Direction:
Show every line of the records below that contains the word "CHECK".

Data entries:
********
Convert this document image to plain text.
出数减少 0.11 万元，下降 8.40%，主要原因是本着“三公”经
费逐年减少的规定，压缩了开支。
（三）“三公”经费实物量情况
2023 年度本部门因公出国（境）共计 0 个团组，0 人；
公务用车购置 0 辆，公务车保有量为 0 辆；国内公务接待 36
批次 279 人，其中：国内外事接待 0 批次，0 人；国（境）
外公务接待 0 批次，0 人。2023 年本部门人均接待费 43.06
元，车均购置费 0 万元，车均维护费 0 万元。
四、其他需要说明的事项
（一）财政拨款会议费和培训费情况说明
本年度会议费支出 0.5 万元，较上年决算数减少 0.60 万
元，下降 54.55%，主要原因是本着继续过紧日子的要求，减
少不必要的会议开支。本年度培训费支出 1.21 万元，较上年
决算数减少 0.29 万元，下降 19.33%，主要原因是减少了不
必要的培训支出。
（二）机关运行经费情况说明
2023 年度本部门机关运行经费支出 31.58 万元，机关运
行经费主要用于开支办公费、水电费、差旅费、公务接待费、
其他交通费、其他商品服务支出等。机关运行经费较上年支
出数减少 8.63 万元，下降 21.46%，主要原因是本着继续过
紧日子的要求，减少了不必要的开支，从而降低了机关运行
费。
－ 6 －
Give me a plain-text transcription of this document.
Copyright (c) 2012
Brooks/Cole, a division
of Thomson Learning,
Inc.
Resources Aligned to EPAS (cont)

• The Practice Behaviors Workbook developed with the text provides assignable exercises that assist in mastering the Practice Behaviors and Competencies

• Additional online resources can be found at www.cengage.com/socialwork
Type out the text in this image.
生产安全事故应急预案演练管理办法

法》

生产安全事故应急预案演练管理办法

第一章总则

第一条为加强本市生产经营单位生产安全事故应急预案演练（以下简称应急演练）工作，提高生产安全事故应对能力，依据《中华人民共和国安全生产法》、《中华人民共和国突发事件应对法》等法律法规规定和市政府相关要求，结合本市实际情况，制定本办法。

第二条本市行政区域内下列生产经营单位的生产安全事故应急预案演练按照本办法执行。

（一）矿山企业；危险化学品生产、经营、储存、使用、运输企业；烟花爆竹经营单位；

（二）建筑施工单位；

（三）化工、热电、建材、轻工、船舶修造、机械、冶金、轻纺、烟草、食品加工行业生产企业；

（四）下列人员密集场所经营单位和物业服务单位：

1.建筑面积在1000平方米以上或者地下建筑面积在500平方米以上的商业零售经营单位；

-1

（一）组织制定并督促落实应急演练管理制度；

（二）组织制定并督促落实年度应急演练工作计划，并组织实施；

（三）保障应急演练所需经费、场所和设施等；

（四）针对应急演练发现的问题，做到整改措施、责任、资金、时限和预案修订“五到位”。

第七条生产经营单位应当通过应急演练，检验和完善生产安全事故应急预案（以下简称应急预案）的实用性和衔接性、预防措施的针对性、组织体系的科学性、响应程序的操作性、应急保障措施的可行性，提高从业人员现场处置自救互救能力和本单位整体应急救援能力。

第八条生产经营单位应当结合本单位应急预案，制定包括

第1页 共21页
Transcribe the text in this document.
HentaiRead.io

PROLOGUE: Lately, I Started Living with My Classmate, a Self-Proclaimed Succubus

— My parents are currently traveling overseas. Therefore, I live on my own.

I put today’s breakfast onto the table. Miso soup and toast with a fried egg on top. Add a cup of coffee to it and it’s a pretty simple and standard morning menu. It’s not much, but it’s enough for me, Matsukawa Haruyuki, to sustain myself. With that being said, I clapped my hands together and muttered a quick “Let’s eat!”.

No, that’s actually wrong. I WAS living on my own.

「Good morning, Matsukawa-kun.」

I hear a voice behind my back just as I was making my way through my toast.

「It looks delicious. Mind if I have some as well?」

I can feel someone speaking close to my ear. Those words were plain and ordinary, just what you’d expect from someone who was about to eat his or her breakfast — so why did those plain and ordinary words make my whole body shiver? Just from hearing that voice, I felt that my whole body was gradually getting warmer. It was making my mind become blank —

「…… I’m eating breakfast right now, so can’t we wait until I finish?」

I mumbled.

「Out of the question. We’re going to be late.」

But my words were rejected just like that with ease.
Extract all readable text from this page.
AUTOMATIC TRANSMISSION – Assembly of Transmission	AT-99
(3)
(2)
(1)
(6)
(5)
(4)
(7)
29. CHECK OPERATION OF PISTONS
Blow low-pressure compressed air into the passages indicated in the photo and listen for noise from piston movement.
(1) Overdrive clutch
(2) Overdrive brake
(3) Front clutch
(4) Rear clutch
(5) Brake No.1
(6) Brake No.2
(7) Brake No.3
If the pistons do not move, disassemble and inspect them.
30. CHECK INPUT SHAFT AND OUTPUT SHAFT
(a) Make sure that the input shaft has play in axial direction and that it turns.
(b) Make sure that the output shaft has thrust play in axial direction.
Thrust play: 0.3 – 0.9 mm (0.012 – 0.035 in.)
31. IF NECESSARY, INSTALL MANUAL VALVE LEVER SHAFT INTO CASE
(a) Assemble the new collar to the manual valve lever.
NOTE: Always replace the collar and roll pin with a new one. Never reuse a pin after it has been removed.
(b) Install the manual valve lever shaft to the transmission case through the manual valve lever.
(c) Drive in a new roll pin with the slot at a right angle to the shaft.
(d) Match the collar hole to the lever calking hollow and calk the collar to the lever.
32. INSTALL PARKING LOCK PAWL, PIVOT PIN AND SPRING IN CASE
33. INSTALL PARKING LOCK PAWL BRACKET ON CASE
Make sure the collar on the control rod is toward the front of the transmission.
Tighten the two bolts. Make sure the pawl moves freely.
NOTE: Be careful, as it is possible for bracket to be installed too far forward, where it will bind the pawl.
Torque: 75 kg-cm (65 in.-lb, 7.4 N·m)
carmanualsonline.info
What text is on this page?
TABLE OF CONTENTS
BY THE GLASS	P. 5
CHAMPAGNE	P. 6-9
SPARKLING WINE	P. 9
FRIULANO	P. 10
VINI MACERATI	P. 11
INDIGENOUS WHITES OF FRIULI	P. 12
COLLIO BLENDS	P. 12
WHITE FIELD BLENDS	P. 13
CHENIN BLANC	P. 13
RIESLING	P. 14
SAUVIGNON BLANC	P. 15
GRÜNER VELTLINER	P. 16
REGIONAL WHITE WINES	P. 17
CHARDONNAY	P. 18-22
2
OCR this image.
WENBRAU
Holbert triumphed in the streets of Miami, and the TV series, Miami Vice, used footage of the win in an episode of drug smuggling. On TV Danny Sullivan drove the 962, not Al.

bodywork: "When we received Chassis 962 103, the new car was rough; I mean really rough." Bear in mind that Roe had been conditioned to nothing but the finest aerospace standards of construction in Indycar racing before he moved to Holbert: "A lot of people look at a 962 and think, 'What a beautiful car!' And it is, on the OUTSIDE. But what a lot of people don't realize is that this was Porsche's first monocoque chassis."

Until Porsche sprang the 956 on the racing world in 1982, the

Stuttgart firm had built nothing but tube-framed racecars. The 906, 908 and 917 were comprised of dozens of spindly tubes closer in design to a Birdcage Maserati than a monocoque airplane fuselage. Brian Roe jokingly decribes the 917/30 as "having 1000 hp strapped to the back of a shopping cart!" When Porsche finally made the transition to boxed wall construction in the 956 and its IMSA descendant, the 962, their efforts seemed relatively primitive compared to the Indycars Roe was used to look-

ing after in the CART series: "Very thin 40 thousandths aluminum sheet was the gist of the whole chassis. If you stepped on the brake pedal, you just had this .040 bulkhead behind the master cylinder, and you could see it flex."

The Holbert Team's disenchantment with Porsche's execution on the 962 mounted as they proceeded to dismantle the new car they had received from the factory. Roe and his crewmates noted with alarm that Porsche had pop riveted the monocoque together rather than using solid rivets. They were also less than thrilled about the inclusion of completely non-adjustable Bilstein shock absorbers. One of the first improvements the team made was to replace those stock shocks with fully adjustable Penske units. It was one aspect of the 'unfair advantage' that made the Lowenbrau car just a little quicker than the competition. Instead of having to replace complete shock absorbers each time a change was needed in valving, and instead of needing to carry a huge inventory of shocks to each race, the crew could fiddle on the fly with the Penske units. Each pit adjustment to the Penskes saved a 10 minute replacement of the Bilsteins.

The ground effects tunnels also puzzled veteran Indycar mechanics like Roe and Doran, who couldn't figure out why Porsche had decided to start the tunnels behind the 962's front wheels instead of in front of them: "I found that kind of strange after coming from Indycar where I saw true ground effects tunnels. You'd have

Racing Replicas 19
********
Result of the exercise:
29. CHECK OPERATION OF PISTONS
30. CHECK INPUT SHAFT AND OUTPUT SHAFT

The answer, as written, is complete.